**What you are asked to do:**
In the listing that follows, how many lines contain "HIGH"? Give the number only.

--- Extracted records ---

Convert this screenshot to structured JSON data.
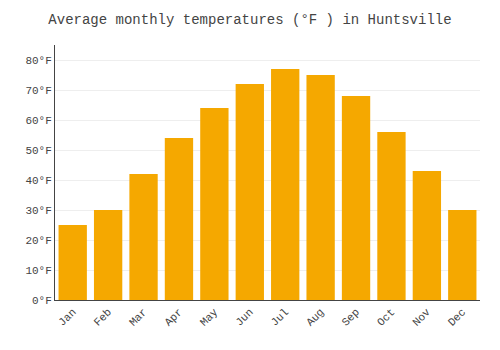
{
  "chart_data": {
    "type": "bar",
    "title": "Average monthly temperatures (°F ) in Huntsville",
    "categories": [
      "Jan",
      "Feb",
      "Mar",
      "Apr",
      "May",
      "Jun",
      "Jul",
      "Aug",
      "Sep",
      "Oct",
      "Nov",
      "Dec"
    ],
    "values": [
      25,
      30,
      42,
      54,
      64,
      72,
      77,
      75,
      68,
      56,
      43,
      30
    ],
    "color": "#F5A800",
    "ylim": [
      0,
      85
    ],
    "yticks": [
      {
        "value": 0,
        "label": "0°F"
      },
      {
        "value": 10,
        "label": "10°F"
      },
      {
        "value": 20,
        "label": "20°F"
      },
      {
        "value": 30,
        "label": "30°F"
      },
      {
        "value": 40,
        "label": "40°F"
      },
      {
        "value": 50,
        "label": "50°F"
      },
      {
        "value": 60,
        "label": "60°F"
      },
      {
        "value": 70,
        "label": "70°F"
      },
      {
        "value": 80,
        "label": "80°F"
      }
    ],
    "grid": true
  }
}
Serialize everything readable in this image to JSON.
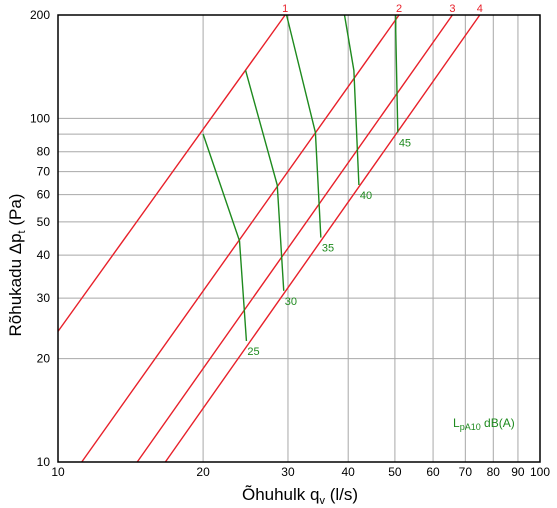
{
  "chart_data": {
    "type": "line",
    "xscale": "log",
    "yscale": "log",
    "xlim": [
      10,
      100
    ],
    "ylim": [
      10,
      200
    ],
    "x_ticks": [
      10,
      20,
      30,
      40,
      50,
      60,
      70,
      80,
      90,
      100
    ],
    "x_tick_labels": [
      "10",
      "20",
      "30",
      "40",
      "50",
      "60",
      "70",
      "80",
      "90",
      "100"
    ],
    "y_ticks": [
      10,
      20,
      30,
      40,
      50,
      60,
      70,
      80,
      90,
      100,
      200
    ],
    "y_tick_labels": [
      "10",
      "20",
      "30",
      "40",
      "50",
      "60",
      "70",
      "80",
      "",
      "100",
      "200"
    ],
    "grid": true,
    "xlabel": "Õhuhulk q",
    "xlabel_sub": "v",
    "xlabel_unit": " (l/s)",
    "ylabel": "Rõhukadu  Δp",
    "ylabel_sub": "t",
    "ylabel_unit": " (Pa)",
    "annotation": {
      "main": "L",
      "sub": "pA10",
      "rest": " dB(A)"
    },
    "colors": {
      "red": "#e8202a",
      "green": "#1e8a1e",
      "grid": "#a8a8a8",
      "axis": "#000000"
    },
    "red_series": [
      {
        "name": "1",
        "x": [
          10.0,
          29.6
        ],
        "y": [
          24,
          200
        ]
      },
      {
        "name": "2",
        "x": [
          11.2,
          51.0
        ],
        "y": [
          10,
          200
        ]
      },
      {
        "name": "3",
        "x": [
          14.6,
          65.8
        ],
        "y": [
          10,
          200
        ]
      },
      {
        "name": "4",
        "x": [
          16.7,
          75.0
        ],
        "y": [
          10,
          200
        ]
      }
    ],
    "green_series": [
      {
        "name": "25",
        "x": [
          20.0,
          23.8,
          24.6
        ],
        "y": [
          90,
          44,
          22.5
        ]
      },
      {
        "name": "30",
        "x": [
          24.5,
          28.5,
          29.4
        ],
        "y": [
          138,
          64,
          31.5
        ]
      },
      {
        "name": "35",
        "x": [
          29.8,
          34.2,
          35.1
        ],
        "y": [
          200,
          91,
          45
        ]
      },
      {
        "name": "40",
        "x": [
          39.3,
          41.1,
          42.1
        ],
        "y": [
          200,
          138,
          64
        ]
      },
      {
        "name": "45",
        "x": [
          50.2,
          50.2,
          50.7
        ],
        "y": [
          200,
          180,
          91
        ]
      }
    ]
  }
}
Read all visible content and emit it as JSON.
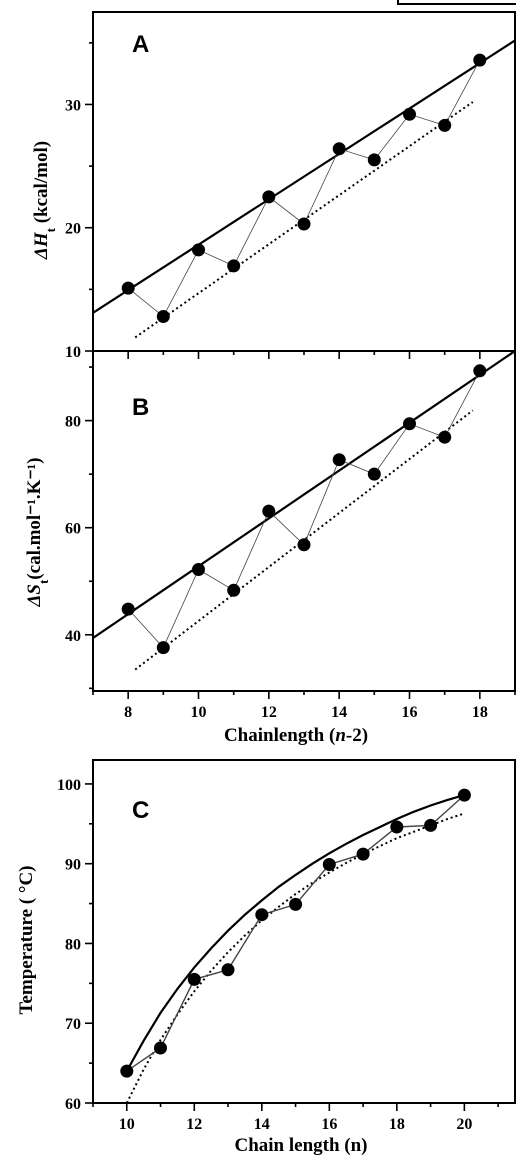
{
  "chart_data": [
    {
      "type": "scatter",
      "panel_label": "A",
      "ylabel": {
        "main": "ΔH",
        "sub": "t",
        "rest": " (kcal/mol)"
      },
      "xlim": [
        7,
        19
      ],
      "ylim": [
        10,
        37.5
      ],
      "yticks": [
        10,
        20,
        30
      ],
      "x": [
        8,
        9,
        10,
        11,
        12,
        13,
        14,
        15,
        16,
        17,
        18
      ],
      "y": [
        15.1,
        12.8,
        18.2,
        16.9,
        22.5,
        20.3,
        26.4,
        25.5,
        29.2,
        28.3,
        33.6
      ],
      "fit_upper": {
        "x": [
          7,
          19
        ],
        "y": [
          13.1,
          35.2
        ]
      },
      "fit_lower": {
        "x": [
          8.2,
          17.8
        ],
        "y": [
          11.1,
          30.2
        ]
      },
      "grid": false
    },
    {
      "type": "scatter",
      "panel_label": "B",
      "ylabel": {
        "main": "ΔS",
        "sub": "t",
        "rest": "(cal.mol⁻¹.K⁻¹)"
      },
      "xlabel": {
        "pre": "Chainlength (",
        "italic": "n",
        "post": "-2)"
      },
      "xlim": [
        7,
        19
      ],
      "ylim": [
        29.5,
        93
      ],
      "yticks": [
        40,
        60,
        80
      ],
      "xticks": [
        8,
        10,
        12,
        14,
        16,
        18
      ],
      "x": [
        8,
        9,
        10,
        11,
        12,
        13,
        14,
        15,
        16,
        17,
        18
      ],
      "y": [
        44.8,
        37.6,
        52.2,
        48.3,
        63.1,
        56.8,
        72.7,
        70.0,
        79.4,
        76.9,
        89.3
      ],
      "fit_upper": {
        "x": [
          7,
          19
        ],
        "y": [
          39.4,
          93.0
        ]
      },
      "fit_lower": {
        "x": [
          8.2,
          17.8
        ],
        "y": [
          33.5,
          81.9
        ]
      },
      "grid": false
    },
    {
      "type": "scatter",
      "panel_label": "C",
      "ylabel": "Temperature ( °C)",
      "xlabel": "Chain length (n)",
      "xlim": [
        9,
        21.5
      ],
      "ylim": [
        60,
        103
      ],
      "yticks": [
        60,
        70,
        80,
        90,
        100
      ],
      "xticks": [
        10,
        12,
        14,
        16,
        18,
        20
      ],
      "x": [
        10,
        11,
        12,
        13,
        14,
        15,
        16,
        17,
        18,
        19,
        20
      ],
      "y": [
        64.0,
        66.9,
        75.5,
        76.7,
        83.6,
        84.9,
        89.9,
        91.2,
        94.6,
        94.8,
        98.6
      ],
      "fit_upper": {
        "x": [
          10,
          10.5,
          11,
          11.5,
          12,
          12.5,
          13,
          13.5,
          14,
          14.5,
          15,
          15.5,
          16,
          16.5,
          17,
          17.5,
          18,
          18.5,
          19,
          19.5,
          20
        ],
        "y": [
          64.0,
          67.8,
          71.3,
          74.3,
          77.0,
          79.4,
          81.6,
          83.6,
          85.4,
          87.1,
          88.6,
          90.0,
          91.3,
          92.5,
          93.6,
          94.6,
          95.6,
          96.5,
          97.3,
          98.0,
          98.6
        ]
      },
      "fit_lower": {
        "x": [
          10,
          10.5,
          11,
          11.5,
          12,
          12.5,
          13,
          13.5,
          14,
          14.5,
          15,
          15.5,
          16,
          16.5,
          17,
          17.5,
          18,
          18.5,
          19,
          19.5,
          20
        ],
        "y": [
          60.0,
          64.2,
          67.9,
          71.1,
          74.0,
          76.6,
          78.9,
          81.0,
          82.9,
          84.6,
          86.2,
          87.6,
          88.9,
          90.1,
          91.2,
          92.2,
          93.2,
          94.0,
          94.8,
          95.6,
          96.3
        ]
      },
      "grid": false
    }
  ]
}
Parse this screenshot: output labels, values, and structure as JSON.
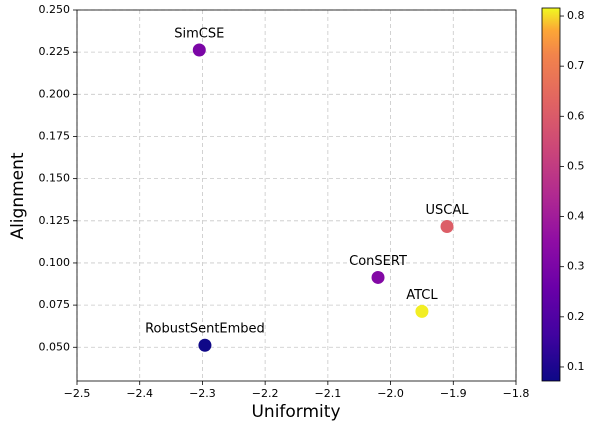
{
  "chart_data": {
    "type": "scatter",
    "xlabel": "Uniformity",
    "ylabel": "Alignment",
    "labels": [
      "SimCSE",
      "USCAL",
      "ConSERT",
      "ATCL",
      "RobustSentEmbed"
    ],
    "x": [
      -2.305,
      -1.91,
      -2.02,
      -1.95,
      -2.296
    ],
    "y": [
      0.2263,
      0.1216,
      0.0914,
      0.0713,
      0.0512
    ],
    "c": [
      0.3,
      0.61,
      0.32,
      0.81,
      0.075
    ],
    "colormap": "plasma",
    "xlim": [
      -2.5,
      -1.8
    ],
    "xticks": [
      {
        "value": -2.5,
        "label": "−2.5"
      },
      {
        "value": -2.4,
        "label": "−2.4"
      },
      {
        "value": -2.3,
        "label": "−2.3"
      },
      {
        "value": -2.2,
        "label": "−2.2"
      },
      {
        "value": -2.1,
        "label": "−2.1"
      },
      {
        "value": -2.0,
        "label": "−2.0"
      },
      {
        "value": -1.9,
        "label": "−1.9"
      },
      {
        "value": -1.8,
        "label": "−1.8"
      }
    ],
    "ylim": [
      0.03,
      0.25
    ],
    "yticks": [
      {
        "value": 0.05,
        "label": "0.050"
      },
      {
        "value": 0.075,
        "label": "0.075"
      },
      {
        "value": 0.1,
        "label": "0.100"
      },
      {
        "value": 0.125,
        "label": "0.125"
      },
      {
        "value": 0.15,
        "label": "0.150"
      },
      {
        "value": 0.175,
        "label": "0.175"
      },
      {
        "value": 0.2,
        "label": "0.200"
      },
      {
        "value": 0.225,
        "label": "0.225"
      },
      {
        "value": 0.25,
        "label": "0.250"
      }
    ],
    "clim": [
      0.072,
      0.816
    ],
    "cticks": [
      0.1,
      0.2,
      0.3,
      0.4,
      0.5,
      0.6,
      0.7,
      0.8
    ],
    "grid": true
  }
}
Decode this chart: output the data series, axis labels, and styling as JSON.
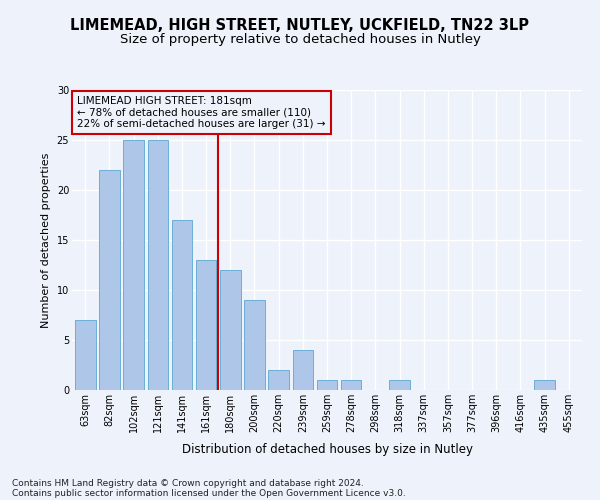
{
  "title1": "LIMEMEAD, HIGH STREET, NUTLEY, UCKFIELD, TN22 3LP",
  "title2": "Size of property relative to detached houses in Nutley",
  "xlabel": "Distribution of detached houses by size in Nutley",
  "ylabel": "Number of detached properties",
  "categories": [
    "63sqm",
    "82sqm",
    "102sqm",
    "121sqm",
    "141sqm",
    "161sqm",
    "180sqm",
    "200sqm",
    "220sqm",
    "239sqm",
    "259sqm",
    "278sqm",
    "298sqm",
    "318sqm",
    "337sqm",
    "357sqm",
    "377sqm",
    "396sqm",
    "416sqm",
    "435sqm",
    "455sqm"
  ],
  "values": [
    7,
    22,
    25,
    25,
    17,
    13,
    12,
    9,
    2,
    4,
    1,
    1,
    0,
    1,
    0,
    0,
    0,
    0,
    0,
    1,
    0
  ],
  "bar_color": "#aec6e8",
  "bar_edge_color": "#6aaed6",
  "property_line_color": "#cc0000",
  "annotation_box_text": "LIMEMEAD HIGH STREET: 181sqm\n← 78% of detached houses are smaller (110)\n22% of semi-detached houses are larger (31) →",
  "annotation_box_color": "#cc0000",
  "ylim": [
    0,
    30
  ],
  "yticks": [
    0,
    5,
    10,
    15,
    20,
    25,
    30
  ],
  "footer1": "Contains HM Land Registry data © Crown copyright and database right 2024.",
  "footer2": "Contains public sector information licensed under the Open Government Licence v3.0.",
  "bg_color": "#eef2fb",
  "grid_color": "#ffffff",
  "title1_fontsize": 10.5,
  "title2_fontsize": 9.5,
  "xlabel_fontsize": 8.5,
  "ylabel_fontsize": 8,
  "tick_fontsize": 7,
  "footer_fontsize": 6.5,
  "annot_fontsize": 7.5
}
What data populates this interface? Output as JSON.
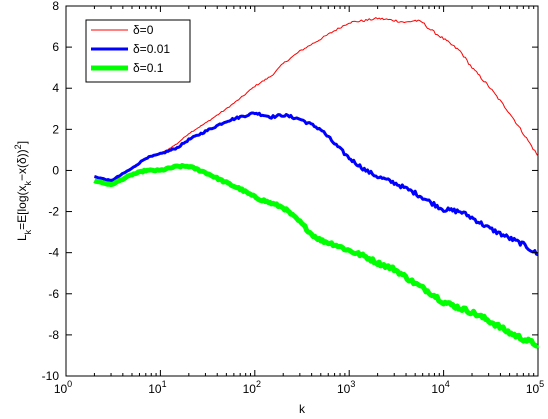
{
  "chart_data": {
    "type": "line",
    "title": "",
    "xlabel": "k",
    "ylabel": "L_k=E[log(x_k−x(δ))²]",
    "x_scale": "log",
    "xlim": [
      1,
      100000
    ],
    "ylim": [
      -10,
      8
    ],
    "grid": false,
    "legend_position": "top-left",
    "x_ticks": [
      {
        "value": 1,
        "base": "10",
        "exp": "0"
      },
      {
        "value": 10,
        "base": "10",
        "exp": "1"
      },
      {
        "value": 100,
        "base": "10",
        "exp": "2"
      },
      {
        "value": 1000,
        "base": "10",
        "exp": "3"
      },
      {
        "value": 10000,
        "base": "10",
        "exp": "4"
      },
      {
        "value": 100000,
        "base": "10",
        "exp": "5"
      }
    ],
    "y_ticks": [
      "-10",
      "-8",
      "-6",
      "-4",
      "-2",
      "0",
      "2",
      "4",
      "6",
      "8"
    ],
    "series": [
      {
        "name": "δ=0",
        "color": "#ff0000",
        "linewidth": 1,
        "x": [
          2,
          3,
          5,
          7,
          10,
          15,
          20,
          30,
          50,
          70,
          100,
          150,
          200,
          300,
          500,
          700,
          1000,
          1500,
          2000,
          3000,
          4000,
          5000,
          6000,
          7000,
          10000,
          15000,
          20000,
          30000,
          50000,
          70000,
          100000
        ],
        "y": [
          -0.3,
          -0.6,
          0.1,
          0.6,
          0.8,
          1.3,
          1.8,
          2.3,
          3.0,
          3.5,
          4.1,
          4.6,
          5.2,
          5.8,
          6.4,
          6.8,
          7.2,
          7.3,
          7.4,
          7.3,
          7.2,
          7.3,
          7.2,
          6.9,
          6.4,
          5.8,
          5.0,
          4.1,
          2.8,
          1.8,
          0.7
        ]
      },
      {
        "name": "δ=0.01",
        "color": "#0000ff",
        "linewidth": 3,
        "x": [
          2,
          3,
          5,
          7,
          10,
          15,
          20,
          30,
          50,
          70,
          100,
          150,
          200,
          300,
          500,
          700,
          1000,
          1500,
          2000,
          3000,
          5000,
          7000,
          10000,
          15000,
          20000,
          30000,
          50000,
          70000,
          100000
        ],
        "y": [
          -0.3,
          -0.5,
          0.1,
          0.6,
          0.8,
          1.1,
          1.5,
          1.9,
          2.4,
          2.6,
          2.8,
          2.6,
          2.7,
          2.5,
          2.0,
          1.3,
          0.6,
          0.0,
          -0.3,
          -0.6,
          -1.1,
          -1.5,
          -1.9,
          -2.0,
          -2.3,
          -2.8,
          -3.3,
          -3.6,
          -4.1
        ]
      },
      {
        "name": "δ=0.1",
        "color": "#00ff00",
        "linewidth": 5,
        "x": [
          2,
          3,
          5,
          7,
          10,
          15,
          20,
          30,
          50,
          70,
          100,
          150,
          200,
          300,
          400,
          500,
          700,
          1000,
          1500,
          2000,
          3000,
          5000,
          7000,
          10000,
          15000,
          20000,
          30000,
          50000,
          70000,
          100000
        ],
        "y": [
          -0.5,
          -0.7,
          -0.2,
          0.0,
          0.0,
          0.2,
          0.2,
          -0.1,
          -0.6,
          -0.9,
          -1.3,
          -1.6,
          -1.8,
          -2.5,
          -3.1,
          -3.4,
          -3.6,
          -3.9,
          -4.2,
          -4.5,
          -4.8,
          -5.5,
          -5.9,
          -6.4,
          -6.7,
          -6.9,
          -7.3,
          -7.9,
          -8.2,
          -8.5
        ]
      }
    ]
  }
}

---

**Exercise answer:**
2